Filter this material down to the lines that hold "title", copying each one.

--- Task material ---
==*==
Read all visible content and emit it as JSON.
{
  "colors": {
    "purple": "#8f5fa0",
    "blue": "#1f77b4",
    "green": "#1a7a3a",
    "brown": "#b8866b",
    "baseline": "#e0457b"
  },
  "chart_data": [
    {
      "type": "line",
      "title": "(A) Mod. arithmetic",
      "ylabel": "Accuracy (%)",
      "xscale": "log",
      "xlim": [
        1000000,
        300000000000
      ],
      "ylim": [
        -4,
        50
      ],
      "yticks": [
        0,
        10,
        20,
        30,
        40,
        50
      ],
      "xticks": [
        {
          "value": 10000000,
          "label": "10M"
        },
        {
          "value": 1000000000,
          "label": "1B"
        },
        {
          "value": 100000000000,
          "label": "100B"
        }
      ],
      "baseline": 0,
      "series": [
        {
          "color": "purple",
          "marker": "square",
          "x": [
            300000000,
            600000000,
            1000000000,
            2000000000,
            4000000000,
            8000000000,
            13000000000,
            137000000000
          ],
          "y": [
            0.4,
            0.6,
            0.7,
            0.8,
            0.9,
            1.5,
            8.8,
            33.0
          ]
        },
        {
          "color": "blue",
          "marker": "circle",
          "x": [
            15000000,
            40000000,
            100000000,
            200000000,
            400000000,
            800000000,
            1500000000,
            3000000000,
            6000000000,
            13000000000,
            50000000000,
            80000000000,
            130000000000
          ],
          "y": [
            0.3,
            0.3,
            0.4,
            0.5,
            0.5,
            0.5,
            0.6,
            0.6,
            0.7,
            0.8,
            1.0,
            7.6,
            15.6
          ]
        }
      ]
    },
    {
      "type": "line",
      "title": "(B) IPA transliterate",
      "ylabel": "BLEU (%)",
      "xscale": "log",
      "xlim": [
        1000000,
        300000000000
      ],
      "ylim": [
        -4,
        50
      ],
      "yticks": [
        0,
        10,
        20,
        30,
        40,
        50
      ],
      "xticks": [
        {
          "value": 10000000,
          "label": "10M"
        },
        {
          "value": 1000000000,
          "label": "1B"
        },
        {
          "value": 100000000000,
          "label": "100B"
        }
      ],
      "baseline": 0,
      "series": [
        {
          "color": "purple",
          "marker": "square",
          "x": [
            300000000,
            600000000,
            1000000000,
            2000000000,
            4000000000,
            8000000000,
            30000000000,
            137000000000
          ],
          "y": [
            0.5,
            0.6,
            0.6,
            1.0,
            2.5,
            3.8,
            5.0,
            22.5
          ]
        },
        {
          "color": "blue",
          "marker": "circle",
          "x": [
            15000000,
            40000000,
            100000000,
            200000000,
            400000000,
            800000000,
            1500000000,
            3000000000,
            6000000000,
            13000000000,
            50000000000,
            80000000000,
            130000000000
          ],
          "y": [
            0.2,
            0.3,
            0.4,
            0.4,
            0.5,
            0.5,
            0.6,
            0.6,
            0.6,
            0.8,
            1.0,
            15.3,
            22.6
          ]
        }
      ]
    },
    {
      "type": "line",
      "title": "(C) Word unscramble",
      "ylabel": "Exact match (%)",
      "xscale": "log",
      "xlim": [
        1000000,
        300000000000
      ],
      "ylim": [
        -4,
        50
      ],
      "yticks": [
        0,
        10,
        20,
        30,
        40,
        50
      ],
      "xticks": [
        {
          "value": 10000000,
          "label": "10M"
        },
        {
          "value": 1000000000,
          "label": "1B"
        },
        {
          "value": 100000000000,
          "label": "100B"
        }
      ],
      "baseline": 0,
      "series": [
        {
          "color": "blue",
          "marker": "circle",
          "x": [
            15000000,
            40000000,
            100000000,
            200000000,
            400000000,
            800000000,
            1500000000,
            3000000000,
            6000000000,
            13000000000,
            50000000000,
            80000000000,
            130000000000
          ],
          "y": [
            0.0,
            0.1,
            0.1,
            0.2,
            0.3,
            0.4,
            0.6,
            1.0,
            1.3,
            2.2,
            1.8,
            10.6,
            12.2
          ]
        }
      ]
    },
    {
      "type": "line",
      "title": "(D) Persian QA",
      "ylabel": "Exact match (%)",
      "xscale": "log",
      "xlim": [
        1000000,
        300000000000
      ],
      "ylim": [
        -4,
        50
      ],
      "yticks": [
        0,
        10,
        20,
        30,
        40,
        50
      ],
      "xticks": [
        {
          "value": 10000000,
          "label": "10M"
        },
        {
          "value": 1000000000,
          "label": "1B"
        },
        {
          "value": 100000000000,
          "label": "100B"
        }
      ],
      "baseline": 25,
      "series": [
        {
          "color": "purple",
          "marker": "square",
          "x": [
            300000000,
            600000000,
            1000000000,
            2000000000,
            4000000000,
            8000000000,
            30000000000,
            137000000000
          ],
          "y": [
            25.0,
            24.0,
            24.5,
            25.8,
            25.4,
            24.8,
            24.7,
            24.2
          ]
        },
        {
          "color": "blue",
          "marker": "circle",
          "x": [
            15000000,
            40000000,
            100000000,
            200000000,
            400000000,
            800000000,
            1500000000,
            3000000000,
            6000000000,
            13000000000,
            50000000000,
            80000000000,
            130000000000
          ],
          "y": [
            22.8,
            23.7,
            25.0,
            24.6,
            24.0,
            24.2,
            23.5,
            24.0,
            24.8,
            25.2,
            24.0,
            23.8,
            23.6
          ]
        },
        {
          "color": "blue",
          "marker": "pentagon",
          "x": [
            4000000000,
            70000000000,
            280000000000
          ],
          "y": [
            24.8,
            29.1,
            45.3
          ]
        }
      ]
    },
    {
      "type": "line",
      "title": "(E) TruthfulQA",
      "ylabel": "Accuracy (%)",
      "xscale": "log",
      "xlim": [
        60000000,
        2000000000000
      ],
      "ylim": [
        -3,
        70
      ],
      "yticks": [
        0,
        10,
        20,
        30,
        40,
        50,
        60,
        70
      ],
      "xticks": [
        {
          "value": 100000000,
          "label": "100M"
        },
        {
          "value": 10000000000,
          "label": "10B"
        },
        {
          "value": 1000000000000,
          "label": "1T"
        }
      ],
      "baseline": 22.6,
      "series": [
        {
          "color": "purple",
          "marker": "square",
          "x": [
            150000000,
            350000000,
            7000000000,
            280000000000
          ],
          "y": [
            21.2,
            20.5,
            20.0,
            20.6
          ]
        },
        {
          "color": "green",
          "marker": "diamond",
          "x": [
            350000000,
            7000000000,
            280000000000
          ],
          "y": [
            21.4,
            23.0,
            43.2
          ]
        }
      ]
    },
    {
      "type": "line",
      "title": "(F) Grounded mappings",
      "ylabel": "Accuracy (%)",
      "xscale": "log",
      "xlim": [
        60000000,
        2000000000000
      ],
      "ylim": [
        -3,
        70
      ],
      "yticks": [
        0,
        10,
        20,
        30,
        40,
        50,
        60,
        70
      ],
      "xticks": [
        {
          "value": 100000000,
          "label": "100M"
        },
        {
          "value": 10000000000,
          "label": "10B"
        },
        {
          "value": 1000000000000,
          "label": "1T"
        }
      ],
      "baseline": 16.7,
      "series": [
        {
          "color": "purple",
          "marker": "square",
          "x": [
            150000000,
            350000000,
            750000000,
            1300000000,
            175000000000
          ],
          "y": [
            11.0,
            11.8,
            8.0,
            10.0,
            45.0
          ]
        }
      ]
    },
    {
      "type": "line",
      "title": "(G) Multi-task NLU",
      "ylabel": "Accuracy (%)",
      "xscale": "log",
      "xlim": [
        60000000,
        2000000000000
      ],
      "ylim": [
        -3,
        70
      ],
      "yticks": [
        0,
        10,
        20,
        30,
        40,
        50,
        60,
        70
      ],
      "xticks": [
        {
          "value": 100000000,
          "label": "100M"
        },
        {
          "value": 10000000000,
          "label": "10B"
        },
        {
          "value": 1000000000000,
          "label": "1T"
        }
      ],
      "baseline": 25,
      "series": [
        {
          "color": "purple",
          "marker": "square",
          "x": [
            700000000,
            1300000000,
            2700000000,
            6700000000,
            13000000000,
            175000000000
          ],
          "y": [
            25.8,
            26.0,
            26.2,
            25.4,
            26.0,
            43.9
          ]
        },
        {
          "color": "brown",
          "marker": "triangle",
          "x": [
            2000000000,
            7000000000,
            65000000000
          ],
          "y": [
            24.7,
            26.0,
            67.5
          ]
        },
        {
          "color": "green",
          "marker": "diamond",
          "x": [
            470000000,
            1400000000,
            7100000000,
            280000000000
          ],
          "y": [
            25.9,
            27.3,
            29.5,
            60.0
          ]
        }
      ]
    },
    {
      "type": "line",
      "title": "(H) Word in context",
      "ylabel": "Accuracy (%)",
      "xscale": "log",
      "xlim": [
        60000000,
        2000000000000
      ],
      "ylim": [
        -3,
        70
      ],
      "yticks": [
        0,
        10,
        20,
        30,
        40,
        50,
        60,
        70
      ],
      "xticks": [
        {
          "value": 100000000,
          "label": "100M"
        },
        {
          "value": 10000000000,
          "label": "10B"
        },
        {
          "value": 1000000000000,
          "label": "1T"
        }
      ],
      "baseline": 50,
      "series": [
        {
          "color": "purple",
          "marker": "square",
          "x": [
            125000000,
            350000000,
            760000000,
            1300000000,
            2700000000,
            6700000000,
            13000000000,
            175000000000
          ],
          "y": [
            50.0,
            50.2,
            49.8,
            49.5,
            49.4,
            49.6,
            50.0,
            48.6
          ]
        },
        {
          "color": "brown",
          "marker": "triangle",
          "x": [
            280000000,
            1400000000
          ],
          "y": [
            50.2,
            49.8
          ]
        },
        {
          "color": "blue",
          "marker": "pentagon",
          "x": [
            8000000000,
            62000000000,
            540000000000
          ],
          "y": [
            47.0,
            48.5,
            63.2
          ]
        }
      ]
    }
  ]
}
==*==
--- Solution for this exercise ---
      "title": "(A) Mod. arithmetic",
      "title": "(B) IPA transliterate",
      "title": "(C) Word unscramble",
      "title": "(D) Persian QA",
      "title": "(E) TruthfulQA",
      "title": "(F) Grounded mappings",
      "title": "(G) Multi-task NLU",
      "title": "(H) Word in context",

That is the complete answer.